#### [Records]
========================================================================

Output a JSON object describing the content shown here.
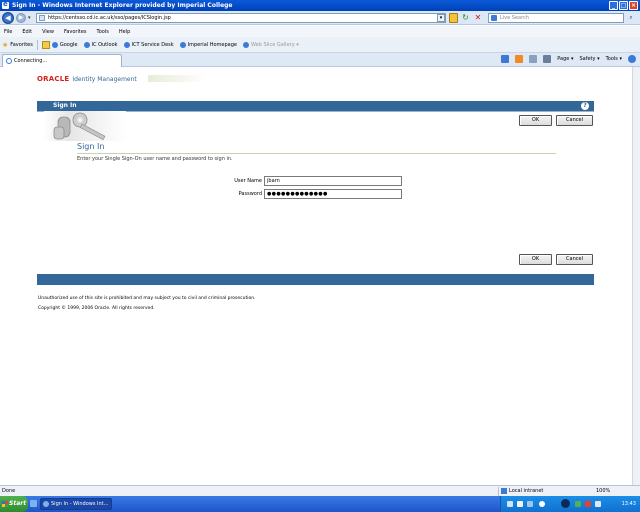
{
  "window": {
    "title": "Sign In - Windows Internet Explorer provided by Imperial College",
    "minimize": "_",
    "maximize": "□",
    "close": "×"
  },
  "address": {
    "url": "https://centsso.cd.ic.ac.uk/sso/pages/ICSlogin.jsp",
    "search_placeholder": "Live Search"
  },
  "menu": [
    "File",
    "Edit",
    "View",
    "Favorites",
    "Tools",
    "Help"
  ],
  "favorites": {
    "label": "Favorites",
    "items": [
      {
        "label": "Google",
        "disabled": false
      },
      {
        "label": "IC Outlook",
        "disabled": false
      },
      {
        "label": "ICT Service Desk",
        "disabled": false
      },
      {
        "label": "Imperial Homepage",
        "disabled": false
      },
      {
        "label": "Web Slice Gallery ▾",
        "disabled": true
      }
    ]
  },
  "tab": {
    "label": "Connecting..."
  },
  "commands": [
    "Page ▾",
    "Safety ▾",
    "Tools ▾"
  ],
  "page": {
    "oracle_brand": "ORACLE",
    "product": "Identity Management",
    "band_title": "Sign In",
    "ok_label": "OK",
    "cancel_label": "Cancel",
    "section_title": "Sign In",
    "instruction": "Enter your Single Sign-On user name and password to sign in.",
    "username_label": "User Name",
    "username_value": "jbarn",
    "password_label": "Password",
    "password_value": "●●●●●●●●●●●●●",
    "footer_note": "Unauthorized use of this site is prohibited and may subject you to civil and criminal prosecution.",
    "copyright": "Copyright © 1999, 2006 Oracle. All rights reserved."
  },
  "status": {
    "text": "Done",
    "zone": "Local intranet",
    "zoom": "100%"
  },
  "taskbar": {
    "start": "Start",
    "task": "Sign In - Windows Int...",
    "clock": "13:43"
  },
  "colors": {
    "oracle_red": "#d4201c",
    "band_blue": "#336699",
    "titlebar_blue": "#0a5ad8"
  }
}
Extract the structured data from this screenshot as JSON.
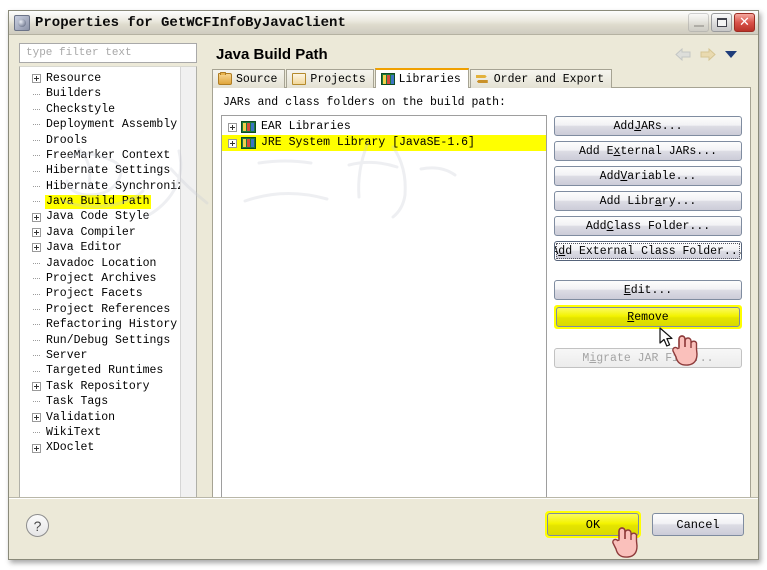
{
  "window": {
    "title": "Properties for GetWCFInfoByJavaClient",
    "icon": "properties-gear-icon",
    "buttons": {
      "minimize": "minimize-icon",
      "maximize": "maximize-icon",
      "close": "close-icon"
    }
  },
  "sidebar": {
    "filter": {
      "value": "",
      "placeholder": "type filter text"
    },
    "items": [
      {
        "label": "Resource",
        "expandable": true,
        "selected": false
      },
      {
        "label": "Builders",
        "expandable": false,
        "selected": false
      },
      {
        "label": "Checkstyle",
        "expandable": false,
        "selected": false
      },
      {
        "label": "Deployment Assembly",
        "expandable": false,
        "selected": false
      },
      {
        "label": "Drools",
        "expandable": false,
        "selected": false
      },
      {
        "label": "FreeMarker Context",
        "expandable": false,
        "selected": false
      },
      {
        "label": "Hibernate Settings",
        "expandable": false,
        "selected": false
      },
      {
        "label": "Hibernate Synchronizer",
        "expandable": false,
        "selected": false
      },
      {
        "label": "Java Build Path",
        "expandable": false,
        "selected": true
      },
      {
        "label": "Java Code Style",
        "expandable": true,
        "selected": false
      },
      {
        "label": "Java Compiler",
        "expandable": true,
        "selected": false
      },
      {
        "label": "Java Editor",
        "expandable": true,
        "selected": false
      },
      {
        "label": "Javadoc Location",
        "expandable": false,
        "selected": false
      },
      {
        "label": "Project Archives",
        "expandable": false,
        "selected": false
      },
      {
        "label": "Project Facets",
        "expandable": false,
        "selected": false
      },
      {
        "label": "Project References",
        "expandable": false,
        "selected": false
      },
      {
        "label": "Refactoring History",
        "expandable": false,
        "selected": false
      },
      {
        "label": "Run/Debug Settings",
        "expandable": false,
        "selected": false
      },
      {
        "label": "Server",
        "expandable": false,
        "selected": false
      },
      {
        "label": "Targeted Runtimes",
        "expandable": false,
        "selected": false
      },
      {
        "label": "Task Repository",
        "expandable": true,
        "selected": false
      },
      {
        "label": "Task Tags",
        "expandable": false,
        "selected": false
      },
      {
        "label": "Validation",
        "expandable": true,
        "selected": false
      },
      {
        "label": "WikiText",
        "expandable": false,
        "selected": false
      },
      {
        "label": "XDoclet",
        "expandable": true,
        "selected": false
      }
    ]
  },
  "page": {
    "title": "Java Build Path",
    "nav": {
      "back": "back-arrow-icon",
      "forward": "forward-arrow-icon",
      "menu": "chevron-down-icon"
    }
  },
  "tabs": [
    {
      "label": "Source",
      "icon": "source-folder-icon",
      "active": false
    },
    {
      "label": "Projects",
      "icon": "projects-folder-icon",
      "active": false
    },
    {
      "label": "Libraries",
      "icon": "libraries-books-icon",
      "active": true
    },
    {
      "label": "Order and Export",
      "icon": "order-export-arrows-icon",
      "active": false
    }
  ],
  "libraries_tab": {
    "description": "JARs and class folders on the build path:",
    "entries": [
      {
        "label": "EAR Libraries",
        "expandable": true,
        "selected": false,
        "icon": "library-books-icon"
      },
      {
        "label": "JRE System Library [JavaSE-1.6]",
        "expandable": true,
        "selected": true,
        "icon": "library-books-icon"
      }
    ],
    "buttons": [
      {
        "label": "Add JARs...",
        "mnemonic": "J",
        "state": "normal",
        "highlight": false
      },
      {
        "label": "Add External JARs...",
        "mnemonic": "x",
        "state": "normal",
        "highlight": false
      },
      {
        "label": "Add Variable...",
        "mnemonic": "V",
        "state": "normal",
        "highlight": false
      },
      {
        "label": "Add Library...",
        "mnemonic": "a",
        "state": "normal",
        "highlight": false
      },
      {
        "label": "Add Class Folder...",
        "mnemonic": "C",
        "state": "normal",
        "highlight": false
      },
      {
        "label": "Add External Class Folder...",
        "mnemonic": "d",
        "state": "focused",
        "highlight": false
      },
      {
        "label": "Edit...",
        "mnemonic": "E",
        "state": "normal",
        "highlight": false,
        "gap_before": true
      },
      {
        "label": "Remove",
        "mnemonic": "R",
        "state": "normal",
        "highlight": true
      },
      {
        "label": "Migrate JAR File...",
        "mnemonic": "i",
        "state": "disabled",
        "highlight": false,
        "gap_before": true
      }
    ]
  },
  "footer": {
    "help": "?",
    "ok_label": "OK",
    "cancel_label": "Cancel",
    "ok_highlight": true
  },
  "colors": {
    "highlight_yellow": "#ffff00",
    "dialog_bg": "#ece9d8",
    "active_tab_accent": "#f0a000",
    "close_button_red": "#b93228",
    "panel_white": "#ffffff"
  },
  "cursors": [
    {
      "name": "remove-button-cursor",
      "type": "arrow-with-hand"
    },
    {
      "name": "ok-button-cursor",
      "type": "hand"
    }
  ]
}
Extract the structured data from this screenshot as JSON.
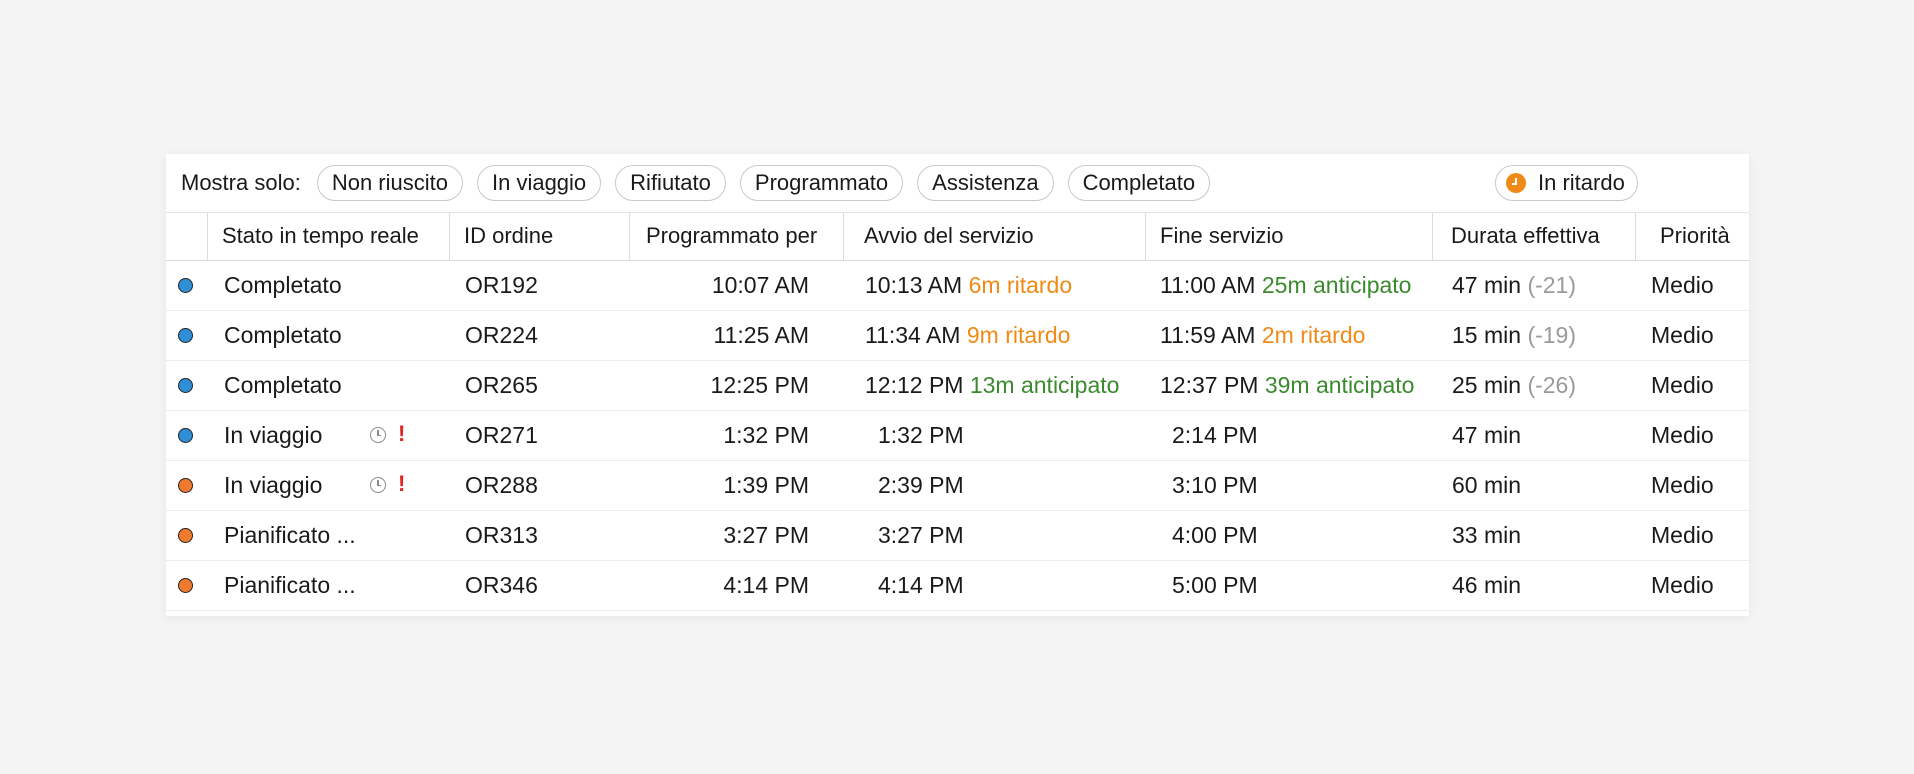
{
  "filters": {
    "label": "Mostra solo:",
    "chips": [
      "Non riuscito",
      "In viaggio",
      "Rifiutato",
      "Programmato",
      "Assistenza",
      "Completato"
    ],
    "late_chip": {
      "label": "In ritardo",
      "icon": "clock-icon",
      "color": "#ef8a17"
    }
  },
  "columns": {
    "status": "Stato in tempo reale",
    "order_id": "ID ordine",
    "scheduled": "Programmato per",
    "start": "Avvio del servizio",
    "end": "Fine servizio",
    "duration": "Durata effettiva",
    "priority": "Priorità"
  },
  "colors": {
    "blue_dot": "#2f8fd6",
    "orange_dot": "#ef7a2e",
    "late": "#ef8a17",
    "early": "#3b8a2e"
  },
  "rows": [
    {
      "dot": "blue",
      "status": "Completato",
      "order_id": "OR192",
      "scheduled": "10:07 AM",
      "start": "10:13 AM",
      "start_note": "6m ritardo",
      "end": "11:00 AM",
      "end_note": "25m anticipato",
      "duration": "47 min",
      "duration_delta": "(-21)",
      "priority": "Medio"
    },
    {
      "dot": "blue",
      "status": "Completato",
      "order_id": "OR224",
      "scheduled": "11:25 AM",
      "start": "11:34 AM",
      "start_note": "9m ritardo",
      "end": "11:59 AM",
      "end_note": "2m ritardo",
      "duration": "15 min",
      "duration_delta": "(-19)",
      "priority": "Medio"
    },
    {
      "dot": "blue",
      "status": "Completato",
      "order_id": "OR265",
      "scheduled": "12:25 PM",
      "start": "12:12 PM",
      "start_note": "13m anticipato",
      "end": "12:37 PM",
      "end_note": "39m anticipato",
      "duration": "25 min",
      "duration_delta": "(-26)",
      "priority": "Medio"
    },
    {
      "dot": "blue",
      "status": "In viaggio",
      "order_id": "OR271",
      "scheduled": "1:32 PM",
      "start": "1:32 PM",
      "end": "2:14 PM",
      "duration": "47 min",
      "priority": "Medio",
      "icons": [
        "clock-icon",
        "alert-icon"
      ]
    },
    {
      "dot": "orange",
      "status": "In viaggio",
      "order_id": "OR288",
      "scheduled": "1:39 PM",
      "start": "2:39 PM",
      "end": "3:10 PM",
      "duration": "60 min",
      "priority": "Medio",
      "icons": [
        "clock-icon",
        "alert-icon"
      ]
    },
    {
      "dot": "orange",
      "status": "Pianificato ...",
      "order_id": "OR313",
      "scheduled": "3:27 PM",
      "start": "3:27 PM",
      "end": "4:00 PM",
      "duration": "33 min",
      "priority": "Medio"
    },
    {
      "dot": "orange",
      "status": "Pianificato ...",
      "order_id": "OR346",
      "scheduled": "4:14 PM",
      "start": "4:14 PM",
      "end": "5:00 PM",
      "duration": "46 min",
      "priority": "Medio"
    }
  ]
}
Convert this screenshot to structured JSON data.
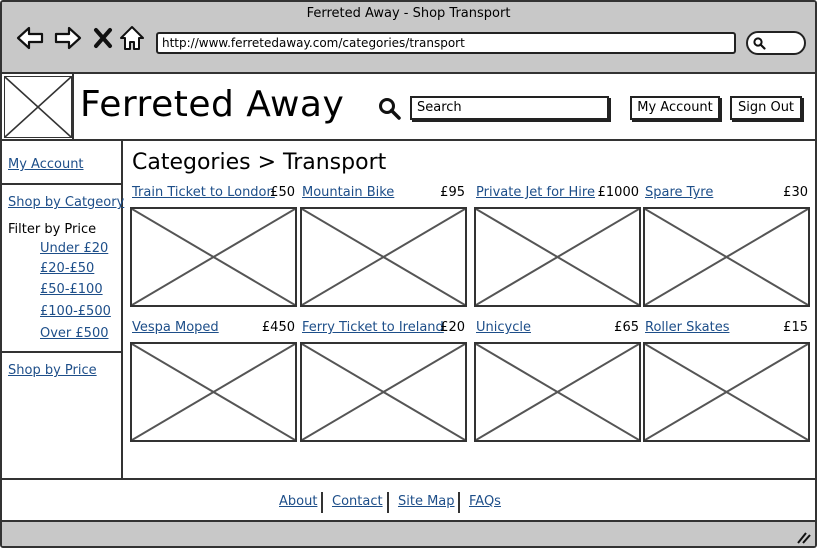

========================================================================

#### [Problem to work on]
Return the lines of the records that include the string "mnemonic".

#### [Result]
        "mnemonic": "J",
        "mnemonic": "x",
        "mnemonic": "V",
        "mnemonic": "a",
        "mnemonic": "C",
        "mnemonic": "d",
        "mnemonic": "E",
        "mnemonic": "R",
        "mnemonic": "i",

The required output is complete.